> _Stated goal_:
Find and return each line containing "بازی".

Records from a collection:

◇ ◇ ◇ ◇ ◇

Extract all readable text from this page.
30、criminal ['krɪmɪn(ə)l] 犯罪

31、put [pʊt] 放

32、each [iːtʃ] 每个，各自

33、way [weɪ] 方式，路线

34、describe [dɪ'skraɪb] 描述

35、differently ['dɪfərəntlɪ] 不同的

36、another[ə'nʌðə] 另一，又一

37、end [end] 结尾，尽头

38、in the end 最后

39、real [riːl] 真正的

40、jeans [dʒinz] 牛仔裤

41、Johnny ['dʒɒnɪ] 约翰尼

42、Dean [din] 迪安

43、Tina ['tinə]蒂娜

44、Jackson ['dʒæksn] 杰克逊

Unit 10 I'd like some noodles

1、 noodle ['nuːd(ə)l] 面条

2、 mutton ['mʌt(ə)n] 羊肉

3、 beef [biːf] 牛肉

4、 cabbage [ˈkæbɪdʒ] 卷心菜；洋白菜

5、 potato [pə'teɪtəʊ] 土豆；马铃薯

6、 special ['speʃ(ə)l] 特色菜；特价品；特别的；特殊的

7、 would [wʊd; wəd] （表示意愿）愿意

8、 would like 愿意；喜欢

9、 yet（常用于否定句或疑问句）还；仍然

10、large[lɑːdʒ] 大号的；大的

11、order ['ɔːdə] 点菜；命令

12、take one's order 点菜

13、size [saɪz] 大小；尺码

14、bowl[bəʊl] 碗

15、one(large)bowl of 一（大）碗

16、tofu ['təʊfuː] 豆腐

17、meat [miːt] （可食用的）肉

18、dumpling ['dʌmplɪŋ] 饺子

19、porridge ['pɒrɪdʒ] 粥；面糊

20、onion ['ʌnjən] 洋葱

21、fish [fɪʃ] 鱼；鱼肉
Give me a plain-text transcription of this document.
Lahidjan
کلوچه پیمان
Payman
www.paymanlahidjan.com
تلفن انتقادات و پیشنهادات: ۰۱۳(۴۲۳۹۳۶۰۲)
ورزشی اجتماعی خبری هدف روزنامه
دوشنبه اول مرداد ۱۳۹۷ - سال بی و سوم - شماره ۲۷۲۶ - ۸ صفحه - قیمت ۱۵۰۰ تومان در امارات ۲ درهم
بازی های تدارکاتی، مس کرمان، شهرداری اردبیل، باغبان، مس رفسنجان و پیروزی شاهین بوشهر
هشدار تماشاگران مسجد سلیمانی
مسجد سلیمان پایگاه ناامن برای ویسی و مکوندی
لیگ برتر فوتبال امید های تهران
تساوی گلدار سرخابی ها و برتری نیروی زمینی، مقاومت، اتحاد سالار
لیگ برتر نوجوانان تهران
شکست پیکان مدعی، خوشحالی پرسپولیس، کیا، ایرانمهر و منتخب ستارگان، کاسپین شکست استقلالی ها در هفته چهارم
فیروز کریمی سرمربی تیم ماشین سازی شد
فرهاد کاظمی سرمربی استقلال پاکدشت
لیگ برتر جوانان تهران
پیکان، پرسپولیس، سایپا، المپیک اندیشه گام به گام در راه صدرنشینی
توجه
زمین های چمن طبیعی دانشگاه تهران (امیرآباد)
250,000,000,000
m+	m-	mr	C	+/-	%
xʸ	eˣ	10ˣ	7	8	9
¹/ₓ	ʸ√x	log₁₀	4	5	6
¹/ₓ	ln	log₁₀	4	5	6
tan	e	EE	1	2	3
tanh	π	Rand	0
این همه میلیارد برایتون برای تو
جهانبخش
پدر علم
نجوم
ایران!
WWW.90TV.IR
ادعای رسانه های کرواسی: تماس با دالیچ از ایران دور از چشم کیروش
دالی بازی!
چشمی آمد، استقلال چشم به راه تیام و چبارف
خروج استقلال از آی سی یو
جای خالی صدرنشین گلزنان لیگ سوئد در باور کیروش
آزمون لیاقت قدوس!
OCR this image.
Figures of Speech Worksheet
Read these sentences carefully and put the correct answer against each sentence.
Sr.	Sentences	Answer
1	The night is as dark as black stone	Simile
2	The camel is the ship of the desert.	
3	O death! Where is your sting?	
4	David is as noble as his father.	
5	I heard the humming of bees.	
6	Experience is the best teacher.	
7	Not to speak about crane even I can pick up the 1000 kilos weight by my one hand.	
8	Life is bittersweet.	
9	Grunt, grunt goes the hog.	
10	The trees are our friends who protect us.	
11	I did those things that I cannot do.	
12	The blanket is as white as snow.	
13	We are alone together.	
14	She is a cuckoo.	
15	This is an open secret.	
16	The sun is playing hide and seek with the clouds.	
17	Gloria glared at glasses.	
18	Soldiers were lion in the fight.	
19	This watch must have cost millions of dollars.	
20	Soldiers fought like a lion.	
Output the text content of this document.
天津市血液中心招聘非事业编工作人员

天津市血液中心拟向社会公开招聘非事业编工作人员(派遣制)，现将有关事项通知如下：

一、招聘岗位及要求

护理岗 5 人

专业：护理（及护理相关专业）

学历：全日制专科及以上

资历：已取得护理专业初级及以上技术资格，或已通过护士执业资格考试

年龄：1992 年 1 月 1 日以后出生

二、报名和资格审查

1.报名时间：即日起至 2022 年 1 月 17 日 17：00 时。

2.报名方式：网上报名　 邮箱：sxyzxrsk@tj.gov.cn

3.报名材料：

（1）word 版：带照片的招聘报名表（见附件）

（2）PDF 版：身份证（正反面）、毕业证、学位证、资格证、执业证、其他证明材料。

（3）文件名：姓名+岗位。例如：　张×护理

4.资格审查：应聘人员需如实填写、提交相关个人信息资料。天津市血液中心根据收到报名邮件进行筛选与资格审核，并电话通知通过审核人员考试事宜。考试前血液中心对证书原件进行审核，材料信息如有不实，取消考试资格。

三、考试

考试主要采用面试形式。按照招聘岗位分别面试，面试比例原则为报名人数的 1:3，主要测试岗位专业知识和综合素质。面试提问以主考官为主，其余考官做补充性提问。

◇ ◇ ◇ ◇ ◇

> _Task solution_:
بازی های تدارکاتی، مس کرمان، شهرداری اردبیل، باغبان، مس رفسنجان و پیروزی شاهین بوشهر
دالی بازی!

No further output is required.